| Itens fornecidos |
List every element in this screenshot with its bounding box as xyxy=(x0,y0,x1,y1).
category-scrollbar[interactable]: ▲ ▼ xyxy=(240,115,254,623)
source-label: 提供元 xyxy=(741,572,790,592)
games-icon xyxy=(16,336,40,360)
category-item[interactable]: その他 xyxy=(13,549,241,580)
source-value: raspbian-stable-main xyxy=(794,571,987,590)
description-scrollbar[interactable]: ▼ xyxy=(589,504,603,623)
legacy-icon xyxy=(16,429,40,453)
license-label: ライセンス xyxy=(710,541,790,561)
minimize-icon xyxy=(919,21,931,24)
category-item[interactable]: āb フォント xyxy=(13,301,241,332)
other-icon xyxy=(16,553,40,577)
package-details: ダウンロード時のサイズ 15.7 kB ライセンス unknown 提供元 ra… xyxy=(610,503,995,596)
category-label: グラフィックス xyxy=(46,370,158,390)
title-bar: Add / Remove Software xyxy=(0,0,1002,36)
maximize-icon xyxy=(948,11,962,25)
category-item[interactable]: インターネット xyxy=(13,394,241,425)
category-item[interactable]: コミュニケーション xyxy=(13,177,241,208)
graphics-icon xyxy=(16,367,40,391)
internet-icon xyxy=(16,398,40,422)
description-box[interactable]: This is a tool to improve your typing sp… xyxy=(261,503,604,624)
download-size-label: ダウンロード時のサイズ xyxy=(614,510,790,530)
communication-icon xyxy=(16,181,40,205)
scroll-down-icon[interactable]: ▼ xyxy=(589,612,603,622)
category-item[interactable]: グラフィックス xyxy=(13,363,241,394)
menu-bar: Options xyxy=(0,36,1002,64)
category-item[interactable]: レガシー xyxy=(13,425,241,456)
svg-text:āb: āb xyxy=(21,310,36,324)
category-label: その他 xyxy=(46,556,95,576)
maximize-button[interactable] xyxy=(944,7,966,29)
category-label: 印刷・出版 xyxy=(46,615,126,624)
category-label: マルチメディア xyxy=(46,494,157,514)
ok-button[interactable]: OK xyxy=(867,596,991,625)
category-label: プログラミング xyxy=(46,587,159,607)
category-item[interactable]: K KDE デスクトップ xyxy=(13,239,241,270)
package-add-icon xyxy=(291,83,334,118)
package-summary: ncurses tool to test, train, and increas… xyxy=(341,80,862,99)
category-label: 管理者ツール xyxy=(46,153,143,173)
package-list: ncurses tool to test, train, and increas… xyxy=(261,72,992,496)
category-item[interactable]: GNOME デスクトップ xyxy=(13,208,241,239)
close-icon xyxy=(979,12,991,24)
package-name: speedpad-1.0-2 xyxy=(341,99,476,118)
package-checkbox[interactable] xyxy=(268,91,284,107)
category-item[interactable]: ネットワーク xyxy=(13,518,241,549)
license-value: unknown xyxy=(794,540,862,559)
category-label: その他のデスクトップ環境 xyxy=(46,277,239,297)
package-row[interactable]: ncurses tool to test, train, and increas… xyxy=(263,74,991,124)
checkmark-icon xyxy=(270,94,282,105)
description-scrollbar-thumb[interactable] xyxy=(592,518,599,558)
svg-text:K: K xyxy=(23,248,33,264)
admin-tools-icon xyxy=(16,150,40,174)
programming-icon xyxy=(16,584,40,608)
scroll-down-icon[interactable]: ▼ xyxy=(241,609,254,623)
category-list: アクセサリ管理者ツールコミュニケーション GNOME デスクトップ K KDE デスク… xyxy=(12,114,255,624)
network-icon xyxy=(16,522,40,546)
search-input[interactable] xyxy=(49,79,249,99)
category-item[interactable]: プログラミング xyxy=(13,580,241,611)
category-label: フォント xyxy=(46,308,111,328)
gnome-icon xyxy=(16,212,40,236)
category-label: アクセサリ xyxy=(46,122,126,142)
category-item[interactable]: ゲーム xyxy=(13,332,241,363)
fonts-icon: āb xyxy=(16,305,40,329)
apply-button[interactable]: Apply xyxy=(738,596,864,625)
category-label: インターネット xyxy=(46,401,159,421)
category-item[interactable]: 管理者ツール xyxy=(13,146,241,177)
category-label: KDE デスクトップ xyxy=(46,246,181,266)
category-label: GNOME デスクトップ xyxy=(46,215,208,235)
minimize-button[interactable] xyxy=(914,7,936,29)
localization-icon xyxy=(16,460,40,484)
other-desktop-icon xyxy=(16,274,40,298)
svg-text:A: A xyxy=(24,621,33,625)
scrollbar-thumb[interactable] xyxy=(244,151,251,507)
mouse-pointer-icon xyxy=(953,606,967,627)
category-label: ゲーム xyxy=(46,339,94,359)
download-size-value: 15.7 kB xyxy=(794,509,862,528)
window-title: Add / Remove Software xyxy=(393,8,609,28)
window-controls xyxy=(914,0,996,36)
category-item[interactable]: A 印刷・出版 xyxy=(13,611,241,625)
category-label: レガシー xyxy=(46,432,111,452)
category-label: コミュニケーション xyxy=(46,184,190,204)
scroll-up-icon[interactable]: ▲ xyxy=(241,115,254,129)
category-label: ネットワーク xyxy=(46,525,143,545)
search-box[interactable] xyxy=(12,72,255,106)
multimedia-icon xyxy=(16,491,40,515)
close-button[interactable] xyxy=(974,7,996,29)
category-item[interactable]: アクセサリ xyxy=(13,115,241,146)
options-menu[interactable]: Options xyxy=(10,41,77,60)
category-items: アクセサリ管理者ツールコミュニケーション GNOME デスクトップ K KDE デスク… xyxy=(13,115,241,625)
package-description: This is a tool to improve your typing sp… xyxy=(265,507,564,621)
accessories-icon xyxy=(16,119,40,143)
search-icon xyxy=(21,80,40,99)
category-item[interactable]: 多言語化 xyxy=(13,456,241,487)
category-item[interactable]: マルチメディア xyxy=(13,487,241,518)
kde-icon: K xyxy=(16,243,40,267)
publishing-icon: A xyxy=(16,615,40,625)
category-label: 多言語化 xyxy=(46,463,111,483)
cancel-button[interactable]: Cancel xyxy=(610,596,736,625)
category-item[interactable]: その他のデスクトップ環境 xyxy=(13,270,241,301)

| Enunciado da tarefa |
Substitua "category-label" por "category-text" em todos os itens acima e escreva-os de novo, sem mudar mais nada.

| Solução do problema |
List every element in this screenshot with its bounding box as xyxy=(x0,y0,x1,y1).
category-scrollbar[interactable]: ▲ ▼ xyxy=(240,115,254,623)
source-label: 提供元 xyxy=(741,572,790,592)
games-icon xyxy=(16,336,40,360)
category-item[interactable]: その他 xyxy=(13,549,241,580)
source-value: raspbian-stable-main xyxy=(794,571,987,590)
description-scrollbar[interactable]: ▼ xyxy=(589,504,603,623)
legacy-icon xyxy=(16,429,40,453)
license-label: ライセンス xyxy=(710,541,790,561)
minimize-icon xyxy=(919,21,931,24)
category-item[interactable]: āb フォント xyxy=(13,301,241,332)
other-icon xyxy=(16,553,40,577)
package-details: ダウンロード時のサイズ 15.7 kB ライセンス unknown 提供元 ra… xyxy=(610,503,995,596)
category-text: グラフィックス xyxy=(46,370,158,390)
title-bar: Add / Remove Software xyxy=(0,0,1002,36)
maximize-icon xyxy=(948,11,962,25)
category-item[interactable]: インターネット xyxy=(13,394,241,425)
category-item[interactable]: コミュニケーション xyxy=(13,177,241,208)
graphics-icon xyxy=(16,367,40,391)
internet-icon xyxy=(16,398,40,422)
description-box[interactable]: This is a tool to improve your typing sp… xyxy=(261,503,604,624)
download-size-label: ダウンロード時のサイズ xyxy=(614,510,790,530)
communication-icon xyxy=(16,181,40,205)
scroll-down-icon[interactable]: ▼ xyxy=(589,612,603,622)
category-item[interactable]: グラフィックス xyxy=(13,363,241,394)
menu-bar: Options xyxy=(0,36,1002,64)
category-item[interactable]: レガシー xyxy=(13,425,241,456)
svg-text:āb: āb xyxy=(21,310,36,324)
category-text: その他 xyxy=(46,556,95,576)
maximize-button[interactable] xyxy=(944,7,966,29)
category-text: 印刷・出版 xyxy=(46,615,126,624)
category-text: マルチメディア xyxy=(46,494,157,514)
ok-button[interactable]: OK xyxy=(867,596,991,625)
category-text: プログラミング xyxy=(46,587,159,607)
category-item[interactable]: K KDE デスクトップ xyxy=(13,239,241,270)
package-add-icon xyxy=(291,83,334,118)
package-summary: ncurses tool to test, train, and increas… xyxy=(341,80,862,99)
category-text: 管理者ツール xyxy=(46,153,143,173)
package-list: ncurses tool to test, train, and increas… xyxy=(261,72,992,496)
category-item[interactable]: GNOME デスクトップ xyxy=(13,208,241,239)
close-icon xyxy=(979,12,991,24)
package-name: speedpad-1.0-2 xyxy=(341,99,476,118)
package-checkbox[interactable] xyxy=(268,91,284,107)
category-item[interactable]: ネットワーク xyxy=(13,518,241,549)
license-value: unknown xyxy=(794,540,862,559)
category-text: その他のデスクトップ環境 xyxy=(46,277,239,297)
package-row[interactable]: ncurses tool to test, train, and increas… xyxy=(263,74,991,124)
checkmark-icon xyxy=(270,94,282,105)
description-scrollbar-thumb[interactable] xyxy=(592,518,599,558)
svg-text:K: K xyxy=(23,248,33,264)
admin-tools-icon xyxy=(16,150,40,174)
programming-icon xyxy=(16,584,40,608)
scroll-down-icon[interactable]: ▼ xyxy=(241,609,254,623)
category-list: アクセサリ管理者ツールコミュニケーション GNOME デスクトップ K KDE デスク… xyxy=(12,114,255,624)
network-icon xyxy=(16,522,40,546)
search-input[interactable] xyxy=(49,79,249,99)
category-item[interactable]: プログラミング xyxy=(13,580,241,611)
category-text: フォント xyxy=(46,308,111,328)
gnome-icon xyxy=(16,212,40,236)
category-text: アクセサリ xyxy=(46,122,126,142)
category-item[interactable]: ゲーム xyxy=(13,332,241,363)
fonts-icon: āb xyxy=(16,305,40,329)
apply-button[interactable]: Apply xyxy=(738,596,864,625)
category-text: インターネット xyxy=(46,401,159,421)
category-item[interactable]: 管理者ツール xyxy=(13,146,241,177)
category-text: KDE デスクトップ xyxy=(46,246,181,266)
category-text: GNOME デスクトップ xyxy=(46,215,208,235)
minimize-button[interactable] xyxy=(914,7,936,29)
localization-icon xyxy=(16,460,40,484)
other-desktop-icon xyxy=(16,274,40,298)
svg-text:A: A xyxy=(24,621,33,625)
scrollbar-thumb[interactable] xyxy=(244,151,251,507)
mouse-pointer-icon xyxy=(953,606,967,627)
category-text: ゲーム xyxy=(46,339,94,359)
download-size-value: 15.7 kB xyxy=(794,509,862,528)
window-title: Add / Remove Software xyxy=(393,8,609,28)
window-controls xyxy=(914,0,996,36)
category-item[interactable]: A 印刷・出版 xyxy=(13,611,241,625)
category-text: レガシー xyxy=(46,432,111,452)
category-text: コミュニケーション xyxy=(46,184,190,204)
scroll-up-icon[interactable]: ▲ xyxy=(241,115,254,129)
category-text: ネットワーク xyxy=(46,525,143,545)
search-box[interactable] xyxy=(12,72,255,106)
multimedia-icon xyxy=(16,491,40,515)
close-button[interactable] xyxy=(974,7,996,29)
category-item[interactable]: アクセサリ xyxy=(13,115,241,146)
options-menu[interactable]: Options xyxy=(10,41,77,60)
category-items: アクセサリ管理者ツールコミュニケーション GNOME デスクトップ K KDE デスク… xyxy=(13,115,241,625)
package-description: This is a tool to improve your typing sp… xyxy=(265,507,564,621)
accessories-icon xyxy=(16,119,40,143)
search-icon xyxy=(21,80,40,99)
category-item[interactable]: 多言語化 xyxy=(13,456,241,487)
category-item[interactable]: マルチメディア xyxy=(13,487,241,518)
kde-icon: K xyxy=(16,243,40,267)
publishing-icon: A xyxy=(16,615,40,625)
category-text: 多言語化 xyxy=(46,463,111,483)
cancel-button[interactable]: Cancel xyxy=(610,596,736,625)
category-item[interactable]: その他のデスクトップ環境 xyxy=(13,270,241,301)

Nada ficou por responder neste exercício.